>>

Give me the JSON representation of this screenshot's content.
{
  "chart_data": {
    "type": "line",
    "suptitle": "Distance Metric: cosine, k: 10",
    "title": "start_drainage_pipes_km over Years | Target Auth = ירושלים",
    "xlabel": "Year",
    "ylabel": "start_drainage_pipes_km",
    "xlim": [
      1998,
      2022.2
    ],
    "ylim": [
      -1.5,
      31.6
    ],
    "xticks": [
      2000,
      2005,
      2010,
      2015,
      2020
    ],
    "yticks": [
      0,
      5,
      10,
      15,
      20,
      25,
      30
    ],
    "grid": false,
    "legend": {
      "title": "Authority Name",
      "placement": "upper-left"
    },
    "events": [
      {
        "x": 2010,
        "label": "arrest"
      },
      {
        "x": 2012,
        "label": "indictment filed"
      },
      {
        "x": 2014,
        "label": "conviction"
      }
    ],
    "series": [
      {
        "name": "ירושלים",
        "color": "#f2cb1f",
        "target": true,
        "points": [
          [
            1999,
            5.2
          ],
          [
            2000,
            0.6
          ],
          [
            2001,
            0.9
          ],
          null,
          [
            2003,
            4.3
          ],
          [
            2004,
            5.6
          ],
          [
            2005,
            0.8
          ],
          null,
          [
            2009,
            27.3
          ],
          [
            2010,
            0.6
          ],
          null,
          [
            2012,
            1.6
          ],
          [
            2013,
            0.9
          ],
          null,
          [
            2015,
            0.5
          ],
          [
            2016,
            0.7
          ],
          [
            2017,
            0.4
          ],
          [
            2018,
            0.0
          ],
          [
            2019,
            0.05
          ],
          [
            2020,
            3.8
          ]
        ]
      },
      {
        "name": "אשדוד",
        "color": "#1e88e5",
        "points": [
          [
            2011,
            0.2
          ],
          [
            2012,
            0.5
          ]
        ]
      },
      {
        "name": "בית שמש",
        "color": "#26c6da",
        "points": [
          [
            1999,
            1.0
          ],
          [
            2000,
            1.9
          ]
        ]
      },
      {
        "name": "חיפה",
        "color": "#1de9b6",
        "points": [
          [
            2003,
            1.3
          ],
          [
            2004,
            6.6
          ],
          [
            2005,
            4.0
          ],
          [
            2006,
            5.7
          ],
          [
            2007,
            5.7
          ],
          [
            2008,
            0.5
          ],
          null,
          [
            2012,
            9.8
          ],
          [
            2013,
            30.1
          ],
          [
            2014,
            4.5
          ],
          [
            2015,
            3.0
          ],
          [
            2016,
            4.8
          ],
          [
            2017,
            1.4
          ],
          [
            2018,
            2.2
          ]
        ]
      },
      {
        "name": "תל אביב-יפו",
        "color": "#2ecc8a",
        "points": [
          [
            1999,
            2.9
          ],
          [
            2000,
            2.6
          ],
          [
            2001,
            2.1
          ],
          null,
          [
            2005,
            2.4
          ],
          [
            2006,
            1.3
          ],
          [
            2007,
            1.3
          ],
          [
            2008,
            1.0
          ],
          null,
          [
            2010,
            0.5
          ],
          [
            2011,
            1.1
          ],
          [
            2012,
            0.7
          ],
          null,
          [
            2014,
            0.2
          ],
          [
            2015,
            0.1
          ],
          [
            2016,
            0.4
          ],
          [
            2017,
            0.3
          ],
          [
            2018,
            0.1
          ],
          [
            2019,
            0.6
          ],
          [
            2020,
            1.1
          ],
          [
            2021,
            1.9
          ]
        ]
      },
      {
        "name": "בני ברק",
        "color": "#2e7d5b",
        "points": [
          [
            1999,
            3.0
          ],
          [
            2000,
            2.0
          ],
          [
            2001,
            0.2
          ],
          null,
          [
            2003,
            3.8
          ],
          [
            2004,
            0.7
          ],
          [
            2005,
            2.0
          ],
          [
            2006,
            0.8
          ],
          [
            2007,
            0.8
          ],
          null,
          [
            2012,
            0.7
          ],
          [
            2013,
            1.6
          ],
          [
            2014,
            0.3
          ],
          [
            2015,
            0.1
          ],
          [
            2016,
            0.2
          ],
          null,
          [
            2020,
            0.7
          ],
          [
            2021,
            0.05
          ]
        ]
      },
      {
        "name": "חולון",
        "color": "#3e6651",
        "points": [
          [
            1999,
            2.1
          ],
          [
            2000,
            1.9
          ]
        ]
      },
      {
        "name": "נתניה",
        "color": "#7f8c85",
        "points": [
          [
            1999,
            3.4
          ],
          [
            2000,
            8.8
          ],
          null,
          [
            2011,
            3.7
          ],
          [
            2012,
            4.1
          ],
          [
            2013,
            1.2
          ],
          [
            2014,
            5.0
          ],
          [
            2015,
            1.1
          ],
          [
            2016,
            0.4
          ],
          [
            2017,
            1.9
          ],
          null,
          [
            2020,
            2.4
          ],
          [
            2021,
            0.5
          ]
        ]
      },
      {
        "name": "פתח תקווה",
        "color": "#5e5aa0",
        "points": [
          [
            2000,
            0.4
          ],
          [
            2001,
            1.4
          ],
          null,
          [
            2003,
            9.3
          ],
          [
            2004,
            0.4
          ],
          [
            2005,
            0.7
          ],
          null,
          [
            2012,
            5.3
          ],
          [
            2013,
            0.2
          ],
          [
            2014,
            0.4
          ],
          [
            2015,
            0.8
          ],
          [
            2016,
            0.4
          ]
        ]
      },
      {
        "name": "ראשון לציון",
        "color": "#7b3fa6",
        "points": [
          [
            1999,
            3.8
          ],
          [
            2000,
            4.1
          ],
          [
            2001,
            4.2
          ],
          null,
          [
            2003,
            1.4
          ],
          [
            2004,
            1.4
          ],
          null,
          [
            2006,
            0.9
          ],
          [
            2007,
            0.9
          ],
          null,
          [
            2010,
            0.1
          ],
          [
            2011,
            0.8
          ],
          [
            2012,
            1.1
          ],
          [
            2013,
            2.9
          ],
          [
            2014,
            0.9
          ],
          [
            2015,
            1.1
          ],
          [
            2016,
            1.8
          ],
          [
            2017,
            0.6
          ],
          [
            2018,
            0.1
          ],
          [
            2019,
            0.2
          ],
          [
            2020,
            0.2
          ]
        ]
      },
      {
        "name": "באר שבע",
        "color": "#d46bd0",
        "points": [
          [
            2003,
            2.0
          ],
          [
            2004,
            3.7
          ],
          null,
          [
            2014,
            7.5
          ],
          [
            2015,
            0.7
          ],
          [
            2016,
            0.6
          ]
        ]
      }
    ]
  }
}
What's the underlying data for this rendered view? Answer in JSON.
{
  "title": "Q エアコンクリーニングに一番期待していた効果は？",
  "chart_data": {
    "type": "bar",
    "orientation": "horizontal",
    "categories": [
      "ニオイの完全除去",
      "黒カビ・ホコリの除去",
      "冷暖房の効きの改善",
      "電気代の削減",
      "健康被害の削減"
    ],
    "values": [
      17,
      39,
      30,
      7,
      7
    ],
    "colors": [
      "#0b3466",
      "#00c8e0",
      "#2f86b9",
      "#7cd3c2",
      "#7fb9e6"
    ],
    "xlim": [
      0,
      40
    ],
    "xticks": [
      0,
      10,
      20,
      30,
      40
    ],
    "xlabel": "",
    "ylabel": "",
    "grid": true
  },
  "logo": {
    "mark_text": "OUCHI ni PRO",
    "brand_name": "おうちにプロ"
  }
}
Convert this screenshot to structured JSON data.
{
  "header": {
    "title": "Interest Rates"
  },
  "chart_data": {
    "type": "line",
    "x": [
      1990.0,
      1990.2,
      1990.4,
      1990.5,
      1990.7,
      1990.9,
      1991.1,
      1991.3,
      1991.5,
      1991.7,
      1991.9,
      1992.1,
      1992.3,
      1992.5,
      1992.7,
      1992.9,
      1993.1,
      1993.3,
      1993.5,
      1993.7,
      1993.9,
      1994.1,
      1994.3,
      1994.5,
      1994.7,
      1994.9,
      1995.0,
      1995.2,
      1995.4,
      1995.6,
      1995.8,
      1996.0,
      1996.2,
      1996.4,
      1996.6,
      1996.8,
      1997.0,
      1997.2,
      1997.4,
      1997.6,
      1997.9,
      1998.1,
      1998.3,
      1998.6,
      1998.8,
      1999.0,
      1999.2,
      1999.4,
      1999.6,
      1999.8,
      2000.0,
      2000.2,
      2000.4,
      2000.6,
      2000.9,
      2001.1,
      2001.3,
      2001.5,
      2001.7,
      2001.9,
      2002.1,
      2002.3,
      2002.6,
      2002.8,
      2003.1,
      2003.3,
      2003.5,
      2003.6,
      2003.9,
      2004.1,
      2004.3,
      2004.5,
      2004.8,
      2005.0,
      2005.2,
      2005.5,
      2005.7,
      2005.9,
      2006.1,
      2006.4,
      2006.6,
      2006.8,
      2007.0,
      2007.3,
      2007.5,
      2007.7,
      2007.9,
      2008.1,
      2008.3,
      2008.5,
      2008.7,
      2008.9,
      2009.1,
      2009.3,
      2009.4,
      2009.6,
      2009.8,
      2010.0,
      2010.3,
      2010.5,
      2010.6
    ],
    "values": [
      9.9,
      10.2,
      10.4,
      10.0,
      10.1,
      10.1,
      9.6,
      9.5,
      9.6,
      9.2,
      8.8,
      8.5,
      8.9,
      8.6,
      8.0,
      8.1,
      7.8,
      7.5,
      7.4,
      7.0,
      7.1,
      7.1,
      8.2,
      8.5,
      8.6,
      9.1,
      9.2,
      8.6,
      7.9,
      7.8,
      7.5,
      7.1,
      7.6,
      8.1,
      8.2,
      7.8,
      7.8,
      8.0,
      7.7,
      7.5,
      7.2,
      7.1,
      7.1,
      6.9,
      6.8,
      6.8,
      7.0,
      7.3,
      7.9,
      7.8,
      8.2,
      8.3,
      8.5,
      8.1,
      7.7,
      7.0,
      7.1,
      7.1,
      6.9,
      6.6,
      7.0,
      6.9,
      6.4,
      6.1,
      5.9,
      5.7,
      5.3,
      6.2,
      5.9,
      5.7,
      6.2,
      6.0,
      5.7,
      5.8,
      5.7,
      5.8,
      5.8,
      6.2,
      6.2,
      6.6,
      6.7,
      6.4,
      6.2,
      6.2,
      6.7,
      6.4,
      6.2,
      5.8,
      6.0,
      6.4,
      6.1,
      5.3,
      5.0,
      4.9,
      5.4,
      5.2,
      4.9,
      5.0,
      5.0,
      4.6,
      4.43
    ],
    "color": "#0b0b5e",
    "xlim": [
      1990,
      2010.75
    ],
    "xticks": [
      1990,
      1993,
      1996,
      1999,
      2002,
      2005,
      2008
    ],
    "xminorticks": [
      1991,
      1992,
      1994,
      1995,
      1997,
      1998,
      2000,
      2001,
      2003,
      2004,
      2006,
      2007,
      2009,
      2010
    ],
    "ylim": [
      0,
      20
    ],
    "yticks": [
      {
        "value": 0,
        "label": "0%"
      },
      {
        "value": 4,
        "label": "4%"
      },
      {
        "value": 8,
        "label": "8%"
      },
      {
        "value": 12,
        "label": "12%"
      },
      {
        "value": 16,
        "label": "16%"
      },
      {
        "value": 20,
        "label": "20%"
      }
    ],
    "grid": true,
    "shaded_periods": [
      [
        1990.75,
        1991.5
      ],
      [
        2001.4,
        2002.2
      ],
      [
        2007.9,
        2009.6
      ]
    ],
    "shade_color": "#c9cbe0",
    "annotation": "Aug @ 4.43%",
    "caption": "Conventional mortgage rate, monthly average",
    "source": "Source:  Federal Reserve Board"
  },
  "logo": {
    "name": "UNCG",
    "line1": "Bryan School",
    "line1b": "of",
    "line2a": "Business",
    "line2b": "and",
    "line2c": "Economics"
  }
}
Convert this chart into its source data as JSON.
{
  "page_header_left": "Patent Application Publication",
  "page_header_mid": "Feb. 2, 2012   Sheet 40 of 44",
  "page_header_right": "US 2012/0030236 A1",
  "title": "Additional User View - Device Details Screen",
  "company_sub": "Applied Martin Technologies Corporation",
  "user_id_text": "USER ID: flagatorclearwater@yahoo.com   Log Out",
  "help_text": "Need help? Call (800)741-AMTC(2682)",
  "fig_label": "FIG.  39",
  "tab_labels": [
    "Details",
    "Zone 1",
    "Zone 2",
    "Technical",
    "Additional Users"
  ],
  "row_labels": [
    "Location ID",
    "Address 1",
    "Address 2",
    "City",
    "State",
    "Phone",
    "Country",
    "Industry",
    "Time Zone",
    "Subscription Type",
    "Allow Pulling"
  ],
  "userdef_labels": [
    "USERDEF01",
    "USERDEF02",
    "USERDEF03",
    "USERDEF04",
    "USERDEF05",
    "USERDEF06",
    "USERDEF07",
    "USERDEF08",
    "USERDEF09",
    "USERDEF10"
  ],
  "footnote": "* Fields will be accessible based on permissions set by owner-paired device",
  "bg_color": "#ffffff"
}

<<

_BRIEF_:
Scan the records above, count the lines with "screenshot" in them, and give only the number.

_TASK OUTPUT_:
2